■ **Data excerpts**
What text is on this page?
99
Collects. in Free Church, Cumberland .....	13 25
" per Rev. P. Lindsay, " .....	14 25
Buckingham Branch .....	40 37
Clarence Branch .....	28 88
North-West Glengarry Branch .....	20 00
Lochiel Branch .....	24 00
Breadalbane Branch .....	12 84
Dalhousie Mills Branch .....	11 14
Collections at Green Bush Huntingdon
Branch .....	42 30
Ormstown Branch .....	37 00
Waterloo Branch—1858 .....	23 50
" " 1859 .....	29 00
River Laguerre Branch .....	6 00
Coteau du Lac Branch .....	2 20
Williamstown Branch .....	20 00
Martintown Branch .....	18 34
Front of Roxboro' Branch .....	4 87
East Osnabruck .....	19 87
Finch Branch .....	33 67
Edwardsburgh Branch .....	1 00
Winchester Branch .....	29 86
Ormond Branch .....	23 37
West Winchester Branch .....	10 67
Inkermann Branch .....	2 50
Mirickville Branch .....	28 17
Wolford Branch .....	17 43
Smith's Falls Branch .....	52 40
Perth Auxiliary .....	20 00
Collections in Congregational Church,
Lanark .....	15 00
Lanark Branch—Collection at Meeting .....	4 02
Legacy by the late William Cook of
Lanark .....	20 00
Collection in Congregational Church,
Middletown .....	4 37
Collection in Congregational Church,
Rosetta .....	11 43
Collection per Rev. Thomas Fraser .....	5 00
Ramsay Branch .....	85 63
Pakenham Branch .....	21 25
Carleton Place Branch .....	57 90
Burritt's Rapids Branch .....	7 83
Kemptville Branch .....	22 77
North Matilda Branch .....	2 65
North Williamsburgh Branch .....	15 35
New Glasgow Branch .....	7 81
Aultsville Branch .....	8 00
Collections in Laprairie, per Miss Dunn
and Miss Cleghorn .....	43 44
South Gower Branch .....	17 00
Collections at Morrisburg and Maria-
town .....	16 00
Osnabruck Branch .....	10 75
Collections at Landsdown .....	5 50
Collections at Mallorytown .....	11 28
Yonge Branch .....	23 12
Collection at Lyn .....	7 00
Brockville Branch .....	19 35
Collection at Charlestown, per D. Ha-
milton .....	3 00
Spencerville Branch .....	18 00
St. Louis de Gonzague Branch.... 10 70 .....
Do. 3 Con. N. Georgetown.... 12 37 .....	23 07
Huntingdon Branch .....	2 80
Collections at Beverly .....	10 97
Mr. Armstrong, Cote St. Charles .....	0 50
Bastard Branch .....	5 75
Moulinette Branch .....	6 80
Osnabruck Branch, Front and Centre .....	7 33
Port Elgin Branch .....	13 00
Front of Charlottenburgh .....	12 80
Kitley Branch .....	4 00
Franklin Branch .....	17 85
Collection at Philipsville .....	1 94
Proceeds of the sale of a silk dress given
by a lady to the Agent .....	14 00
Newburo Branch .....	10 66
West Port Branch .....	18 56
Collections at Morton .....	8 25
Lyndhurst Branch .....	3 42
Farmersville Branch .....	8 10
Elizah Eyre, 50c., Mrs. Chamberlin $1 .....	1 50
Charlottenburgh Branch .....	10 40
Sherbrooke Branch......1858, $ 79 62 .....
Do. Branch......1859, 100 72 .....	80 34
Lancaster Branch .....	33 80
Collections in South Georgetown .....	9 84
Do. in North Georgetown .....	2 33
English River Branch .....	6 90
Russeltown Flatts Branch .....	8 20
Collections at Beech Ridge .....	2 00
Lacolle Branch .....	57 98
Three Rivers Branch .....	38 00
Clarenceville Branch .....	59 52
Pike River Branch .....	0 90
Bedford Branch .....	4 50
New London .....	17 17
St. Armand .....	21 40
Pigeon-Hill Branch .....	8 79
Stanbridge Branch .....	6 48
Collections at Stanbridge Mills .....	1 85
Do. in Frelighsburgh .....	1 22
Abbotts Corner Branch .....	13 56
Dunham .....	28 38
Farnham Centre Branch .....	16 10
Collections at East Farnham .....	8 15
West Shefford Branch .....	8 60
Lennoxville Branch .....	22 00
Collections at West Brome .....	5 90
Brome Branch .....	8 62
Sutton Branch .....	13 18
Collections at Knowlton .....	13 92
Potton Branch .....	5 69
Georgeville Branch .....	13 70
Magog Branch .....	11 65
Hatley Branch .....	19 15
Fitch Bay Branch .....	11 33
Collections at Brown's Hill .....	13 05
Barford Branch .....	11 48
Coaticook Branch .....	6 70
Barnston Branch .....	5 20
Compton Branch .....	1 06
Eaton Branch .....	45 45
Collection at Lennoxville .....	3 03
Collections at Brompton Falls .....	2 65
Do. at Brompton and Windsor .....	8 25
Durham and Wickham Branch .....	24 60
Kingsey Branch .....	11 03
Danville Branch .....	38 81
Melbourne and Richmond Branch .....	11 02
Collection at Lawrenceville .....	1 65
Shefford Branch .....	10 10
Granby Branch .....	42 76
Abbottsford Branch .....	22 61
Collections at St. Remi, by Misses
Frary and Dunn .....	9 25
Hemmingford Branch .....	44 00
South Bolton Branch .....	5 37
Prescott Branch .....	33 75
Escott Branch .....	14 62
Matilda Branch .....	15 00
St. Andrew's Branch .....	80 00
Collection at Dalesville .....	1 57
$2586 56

■ **Aim of the task**
Copy the records above exactly.

■ **In response**
What text is on this page?
99
Collects. in Free Church, Cumberland .....	13 25
" per Rev. P. Lindsay, " .....	14 25
Buckingham Branch .....	40 37
Clarence Branch .....	28 88
North-West Glengarry Branch .....	20 00
Lochiel Branch .....	24 00
Breadalbane Branch .....	12 84
Dalhousie Mills Branch .....	11 14
Collections at Green Bush Huntingdon
Branch .....	42 30
Ormstown Branch .....	37 00
Waterloo Branch—1858 .....	23 50
" " 1859 .....	29 00
River Laguerre Branch .....	6 00
Coteau du Lac Branch .....	2 20
Williamstown Branch .....	20 00
Martintown Branch .....	18 34
Front of Roxboro' Branch .....	4 87
East Osnabruck .....	19 87
Finch Branch .....	33 67
Edwardsburgh Branch .....	1 00
Winchester Branch .....	29 86
Ormond Branch .....	23 37
West Winchester Branch .....	10 67
Inkermann Branch .....	2 50
Mirickville Branch .....	28 17
Wolford Branch .....	17 43
Smith's Falls Branch .....	52 40
Perth Auxiliary .....	20 00
Collections in Congregational Church,
Lanark .....	15 00
Lanark Branch—Collection at Meeting .....	4 02
Legacy by the late William Cook of
Lanark .....	20 00
Collection in Congregational Church,
Middletown .....	4 37
Collection in Congregational Church,
Rosetta .....	11 43
Collection per Rev. Thomas Fraser .....	5 00
Ramsay Branch .....	85 63
Pakenham Branch .....	21 25
Carleton Place Branch .....	57 90
Burritt's Rapids Branch .....	7 83
Kemptville Branch .....	22 77
North Matilda Branch .....	2 65
North Williamsburgh Branch .....	15 35
New Glasgow Branch .....	7 81
Aultsville Branch .....	8 00
Collections in Laprairie, per Miss Dunn
and Miss Cleghorn .....	43 44
South Gower Branch .....	17 00
Collections at Morrisburg and Maria-
town .....	16 00
Osnabruck Branch .....	10 75
Collections at Landsdown .....	5 50
Collections at Mallorytown .....	11 28
Yonge Branch .....	23 12
Collection at Lyn .....	7 00
Brockville Branch .....	19 35
Collection at Charlestown, per D. Ha-
milton .....	3 00
Spencerville Branch .....	18 00
St. Louis de Gonzague Branch.... 10 70 .....
Do. 3 Con. N. Georgetown.... 12 37 .....	23 07
Huntingdon Branch .....	2 80
Collections at Beverly .....	10 97
Mr. Armstrong, Cote St. Charles .....	0 50
Bastard Branch .....	5 75
Moulinette Branch .....	6 80
Osnabruck Branch, Front and Centre .....	7 33
Port Elgin Branch .....	13 00
Front of Charlottenburgh .....	12 80
Kitley Branch .....	4 00
Franklin Branch .....	17 85
Collection at Philipsville .....	1 94
Proceeds of the sale of a silk dress given
by a lady to the Agent .....	14 00
Newburo Branch .....	10 66
West Port Branch .....	18 56
Collections at Morton .....	8 25
Lyndhurst Branch .....	3 42
Farmersville Branch .....	8 10
Elizah Eyre, 50c., Mrs. Chamberlin $1 .....	1 50
Charlottenburgh Branch .....	10 40
Sherbrooke Branch......1858, $ 79 62 .....
Do. Branch......1859, 100 72 .....	80 34
Lancaster Branch .....	33 80
Collections in South Georgetown .....	9 84
Do. in North Georgetown .....	2 33
English River Branch .....	6 90
Russeltown Flatts Branch .....	8 20
Collections at Beech Ridge .....	2 00
Lacolle Branch .....	57 98
Three Rivers Branch .....	38 00
Clarenceville Branch .....	59 52
Pike River Branch .....	0 90
Bedford Branch .....	4 50
New London .....	17 17
St. Armand .....	21 40
Pigeon-Hill Branch .....	8 79
Stanbridge Branch .....	6 48
Collections at Stanbridge Mills .....	1 85
Do. in Frelighsburgh .....	1 22
Abbotts Corner Branch .....	13 56
Dunham .....	28 38
Farnham Centre Branch .....	16 10
Collections at East Farnham .....	8 15
West Shefford Branch .....	8 60
Lennoxville Branch .....	22 00
Collections at West Brome .....	5 90
Brome Branch .....	8 62
Sutton Branch .....	13 18
Collections at Knowlton .....	13 92
Potton Branch .....	5 69
Georgeville Branch .....	13 70
Magog Branch .....	11 65
Hatley Branch .....	19 15
Fitch Bay Branch .....	11 33
Collections at Brown's Hill .....	13 05
Barford Branch .....	11 48
Coaticook Branch .....	6 70
Barnston Branch .....	5 20
Compton Branch .....	1 06
Eaton Branch .....	45 45
Collection at Lennoxville .....	3 03
Collections at Brompton Falls .....	2 65
Do. at Brompton and Windsor .....	8 25
Durham and Wickham Branch .....	24 60
Kingsey Branch .....	11 03
Danville Branch .....	38 81
Melbourne and Richmond Branch .....	11 02
Collection at Lawrenceville .....	1 65
Shefford Branch .....	10 10
Granby Branch .....	42 76
Abbottsford Branch .....	22 61
Collections at St. Remi, by Misses
Frary and Dunn .....	9 25
Hemmingford Branch .....	44 00
South Bolton Branch .....	5 37
Prescott Branch .....	33 75
Escott Branch .....	14 62
Matilda Branch .....	15 00
St. Andrew's Branch .....	80 00
Collection at Dalesville .....	1 57
$2586 56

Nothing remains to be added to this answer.